TASK DESCRIPTION:
Write each line exactly, from the line that holds "Extract all readable text from this page." through the final line of the material, and no other line.

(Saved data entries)
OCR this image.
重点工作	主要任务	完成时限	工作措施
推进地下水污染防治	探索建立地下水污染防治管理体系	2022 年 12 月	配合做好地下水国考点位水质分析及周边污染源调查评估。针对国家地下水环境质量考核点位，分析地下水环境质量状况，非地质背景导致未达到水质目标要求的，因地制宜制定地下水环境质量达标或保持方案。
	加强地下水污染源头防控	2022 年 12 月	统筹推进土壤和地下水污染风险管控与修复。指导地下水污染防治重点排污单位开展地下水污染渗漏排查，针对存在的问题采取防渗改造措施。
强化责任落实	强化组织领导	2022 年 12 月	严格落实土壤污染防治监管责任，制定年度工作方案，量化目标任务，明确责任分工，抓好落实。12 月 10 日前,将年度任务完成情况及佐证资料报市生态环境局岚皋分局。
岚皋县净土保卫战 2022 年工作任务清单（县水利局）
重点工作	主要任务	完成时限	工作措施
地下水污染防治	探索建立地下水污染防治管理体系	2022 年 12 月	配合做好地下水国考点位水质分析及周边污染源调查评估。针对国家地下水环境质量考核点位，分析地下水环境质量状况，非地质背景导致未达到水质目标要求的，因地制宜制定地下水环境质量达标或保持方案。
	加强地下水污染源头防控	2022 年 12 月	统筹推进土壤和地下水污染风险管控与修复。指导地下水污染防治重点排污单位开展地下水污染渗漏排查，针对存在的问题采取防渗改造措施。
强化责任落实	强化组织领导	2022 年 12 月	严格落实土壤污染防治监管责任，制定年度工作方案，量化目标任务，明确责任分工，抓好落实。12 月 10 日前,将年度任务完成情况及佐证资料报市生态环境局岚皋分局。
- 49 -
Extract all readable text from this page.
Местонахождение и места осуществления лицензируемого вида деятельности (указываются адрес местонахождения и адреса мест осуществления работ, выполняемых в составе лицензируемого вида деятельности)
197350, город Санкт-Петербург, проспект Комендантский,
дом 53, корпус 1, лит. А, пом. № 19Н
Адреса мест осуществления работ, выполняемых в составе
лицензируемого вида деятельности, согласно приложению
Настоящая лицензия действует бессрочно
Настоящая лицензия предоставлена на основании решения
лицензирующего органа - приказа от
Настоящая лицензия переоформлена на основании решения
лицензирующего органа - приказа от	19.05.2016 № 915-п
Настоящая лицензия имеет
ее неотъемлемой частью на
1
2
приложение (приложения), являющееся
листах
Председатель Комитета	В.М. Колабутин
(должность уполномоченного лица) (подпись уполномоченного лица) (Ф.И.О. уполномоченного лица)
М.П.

RIGHT ANSWER:
Extract all readable text from this page.
Местонахождение и места осуществления лицензируемого вида деятельности (указываются адрес местонахождения и адреса мест осуществления работ, выполняемых в составе лицензируемого вида деятельности)
197350, город Санкт-Петербург, проспект Комендантский,
дом 53, корпус 1, лит. А, пом. № 19Н
Адреса мест осуществления работ, выполняемых в составе
лицензируемого вида деятельности, согласно приложению
Настоящая лицензия действует бессрочно
Настоящая лицензия предоставлена на основании решения
лицензирующего органа - приказа от
Настоящая лицензия переоформлена на основании решения
лицензирующего органа - приказа от	19.05.2016 № 915-п
Настоящая лицензия имеет
ее неотъемлемой частью на
1
2
приложение (приложения), являющееся
листах
Председатель Комитета	В.М. Колабутин
(должность уполномоченного лица) (подпись уполномоченного лица) (Ф.И.О. уполномоченного лица)
М.П.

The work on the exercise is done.